Stored dataset items:
"""

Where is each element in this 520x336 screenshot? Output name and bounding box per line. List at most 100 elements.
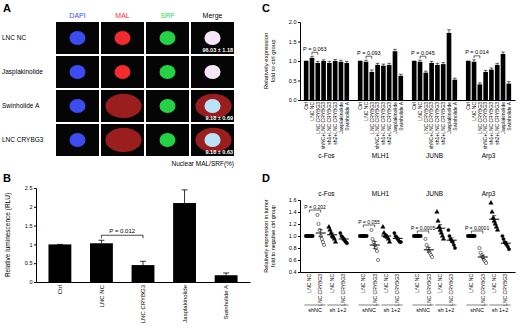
error-cap [427, 252, 431, 253]
bar [489, 70, 494, 100]
error-cap [504, 241, 508, 242]
error-cap [364, 60, 368, 61]
tick-mark [34, 207, 36, 208]
cell-signal [205, 31, 221, 45]
tick-mark [34, 282, 36, 283]
tick-mark [34, 188, 36, 189]
bar [132, 265, 155, 282]
point [332, 237, 336, 241]
tick-label: LNC NC [99, 284, 105, 307]
error-cap [484, 70, 488, 71]
bar [418, 62, 423, 100]
error-cap [466, 61, 470, 62]
error-cap [98, 240, 104, 241]
cell-signal [105, 94, 141, 118]
cell-signal [205, 65, 221, 79]
bar [483, 72, 488, 100]
y-axis: 00.511.522.5 [25, 185, 37, 285]
axis-title: Relatively expression [263, 33, 269, 90]
error-bar [361, 236, 365, 237]
bar [48, 244, 71, 282]
axis-line [301, 272, 516, 273]
error-line [184, 190, 185, 203]
group-label: sh 1+2 [438, 307, 455, 313]
bar [466, 61, 471, 100]
axis-line [301, 100, 516, 101]
error-cap [339, 60, 343, 61]
annotation: P = 0.0001 [465, 225, 489, 231]
error-cap [223, 272, 229, 273]
error-cap [427, 247, 431, 248]
tick: 1.0 [289, 58, 300, 64]
cell-signal [115, 65, 131, 79]
panel-label: D [262, 172, 270, 184]
error-cap [501, 52, 505, 53]
bar [452, 80, 457, 100]
tick-label: 0.4 [289, 269, 297, 275]
error-cap [319, 236, 323, 237]
tick-label: 1.6 [289, 197, 297, 203]
tick-label: Swinholide A [223, 285, 229, 319]
tick-label: LNC CRYBG3 [394, 274, 400, 306]
bar [441, 64, 446, 100]
cell-signal [160, 99, 176, 113]
tick-label: LNC NC [414, 274, 420, 293]
tick: 1.2 [289, 221, 300, 227]
bar [447, 33, 452, 100]
point [316, 213, 319, 216]
point [329, 231, 333, 235]
point [491, 216, 495, 220]
mean-line [466, 236, 476, 237]
column-header: Merge [203, 12, 223, 20]
cell-signal [105, 128, 141, 152]
error-bar [453, 78, 457, 80]
tick-label: LNC CRYBG3 [340, 274, 346, 306]
background [0, 0, 520, 336]
point [452, 243, 455, 246]
error-cap [450, 237, 454, 238]
point [447, 228, 450, 231]
bar [321, 61, 326, 100]
error-line [320, 229, 321, 236]
tick-label: LNC NC [491, 274, 497, 293]
point [478, 246, 481, 249]
image-cell [191, 56, 234, 88]
point [375, 249, 378, 252]
tick-label: LNC NC [306, 274, 312, 293]
tick-label: Swinholide A [344, 101, 350, 130]
tick: 0 [29, 279, 36, 285]
bar [333, 61, 338, 100]
axis-title: Relatively expression in tumor [263, 199, 269, 273]
tick-label: LNC NC [383, 274, 389, 293]
error-bar [412, 61, 416, 62]
bar [398, 76, 403, 100]
error-cap [328, 61, 332, 62]
image-cell [146, 90, 189, 122]
bar [381, 66, 386, 100]
axis-title: Relative luminescence (RLU) [4, 193, 12, 277]
error-bar [328, 61, 332, 63]
error-cap [396, 239, 400, 240]
point [320, 237, 323, 240]
tick: 0.4 [289, 269, 300, 275]
bracket [474, 56, 480, 59]
bracket [101, 235, 143, 238]
error-bar [438, 225, 442, 232]
image-cell [56, 22, 99, 54]
cell-background [146, 56, 189, 88]
tick-label: LNC CRYBG3 [480, 274, 486, 306]
error-bar [469, 236, 473, 237]
error-bar [304, 61, 308, 62]
tick: 1.5 [289, 39, 300, 45]
error-cap [415, 236, 419, 237]
cell-background [146, 90, 189, 122]
tick-label: 0.0 [289, 97, 297, 103]
error-cap [490, 68, 494, 69]
error-cap [342, 237, 346, 238]
cell-signal [70, 65, 86, 79]
point [440, 234, 444, 238]
tick-mark [34, 263, 36, 264]
error-bar [441, 63, 445, 65]
annotation: 96.03 ± 1.18 [202, 47, 233, 53]
group-line [327, 305, 348, 306]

"""

What the task requires: Please copy the data above exactly; the pictures do not belong in the copy.

Answer area:
Where is each element in this 520x336 screenshot? Output name and bounding box per line. List at most 100 elements.
error-cap [427, 252, 431, 253]
bar [489, 70, 494, 100]
error-cap [504, 241, 508, 242]
error-cap [364, 60, 368, 61]
tick-mark [34, 207, 36, 208]
cell-signal [205, 31, 221, 45]
tick-mark [34, 282, 36, 283]
tick-mark [34, 188, 36, 189]
bar [132, 265, 155, 282]
point [332, 237, 336, 241]
tick-label: LNC NC [99, 284, 105, 307]
error-cap [484, 70, 488, 71]
bar [418, 62, 423, 100]
error-cap [466, 61, 470, 62]
error-cap [98, 240, 104, 241]
cell-signal [105, 94, 141, 118]
cell-signal [205, 65, 221, 79]
bar [483, 72, 488, 100]
y-axis: 00.511.522.5 [25, 185, 37, 285]
axis-title: Relatively expression [263, 33, 269, 90]
error-bar [361, 236, 365, 237]
bar [48, 244, 71, 282]
axis-line [301, 272, 516, 273]
error-line [184, 190, 185, 203]
group-label: sh 1+2 [438, 307, 455, 313]
bar [466, 61, 471, 100]
axis-line [301, 100, 516, 101]
error-cap [339, 60, 343, 61]
annotation: P = 0.0001 [465, 225, 489, 231]
error-cap [223, 272, 229, 273]
error-cap [427, 247, 431, 248]
tick: 1.0 [289, 58, 300, 64]
cell-signal [115, 65, 131, 79]
panel-label: D [262, 172, 270, 184]
error-cap [501, 52, 505, 53]
bar [452, 80, 457, 100]
tick-label: 0.4 [289, 269, 297, 275]
error-cap [319, 236, 323, 237]
tick-label: 1.6 [289, 197, 297, 203]
tick-label: Swinholide A [223, 285, 229, 319]
tick-label: LNC CRYBG3 [394, 274, 400, 306]
bar [441, 64, 446, 100]
cell-signal [160, 99, 176, 113]
tick-label: LNC NC [414, 274, 420, 293]
tick: 1.2 [289, 221, 300, 227]
bar [447, 33, 452, 100]
point [316, 213, 319, 216]
point [329, 231, 333, 235]
point [491, 216, 495, 220]
mean-line [466, 236, 476, 237]
column-header: Merge [203, 12, 223, 20]
cell-signal [105, 128, 141, 152]
error-bar [453, 78, 457, 80]
tick-label: LNC CRYBG3 [340, 274, 346, 306]
background [0, 0, 520, 336]
point [452, 243, 455, 246]
error-cap [450, 237, 454, 238]
point [447, 228, 450, 231]
bar [321, 61, 326, 100]
error-line [320, 229, 321, 236]
tick-label: LNC NC [491, 274, 497, 293]
point [478, 246, 481, 249]
image-cell [191, 56, 234, 88]
point [375, 249, 378, 252]
tick-label: LNC NC [306, 274, 312, 293]
tick-label: Swinholide A [344, 101, 350, 130]
tick: 0 [29, 279, 36, 285]
bar [333, 61, 338, 100]
axis-title: Relatively expression in tumor [263, 199, 269, 273]
tick-label: LNC NC [383, 274, 389, 293]
error-bar [412, 61, 416, 62]
bar [398, 76, 403, 100]
error-cap [328, 61, 332, 62]
image-cell [146, 90, 189, 122]
bar [381, 66, 386, 100]
axis-title: Relative luminescence (RLU) [4, 193, 12, 277]
error-bar [328, 61, 332, 63]
error-cap [396, 239, 400, 240]
point [320, 237, 323, 240]
tick: 0.4 [289, 269, 300, 275]
bracket [474, 56, 480, 59]
bracket [101, 235, 143, 238]
error-bar [438, 225, 442, 232]
image-cell [56, 22, 99, 54]
cell-background [146, 56, 189, 88]
tick-label: LNC CRYBG3 [480, 274, 486, 306]
error-bar [469, 236, 473, 237]
error-bar [304, 61, 308, 62]
tick: 1.5 [289, 39, 300, 45]
error-cap [415, 236, 419, 237]
cell-background [146, 90, 189, 122]
tick-label: 0.0 [289, 97, 297, 103]
error-cap [490, 68, 494, 69]
error-cap [342, 237, 346, 238]
cell-signal [70, 65, 86, 79]
point [440, 234, 444, 238]
tick-mark [34, 263, 36, 264]
error-bar [441, 63, 445, 65]
annotation: 96.03 ± 1.18 [202, 47, 233, 53]
group-line [327, 305, 348, 306]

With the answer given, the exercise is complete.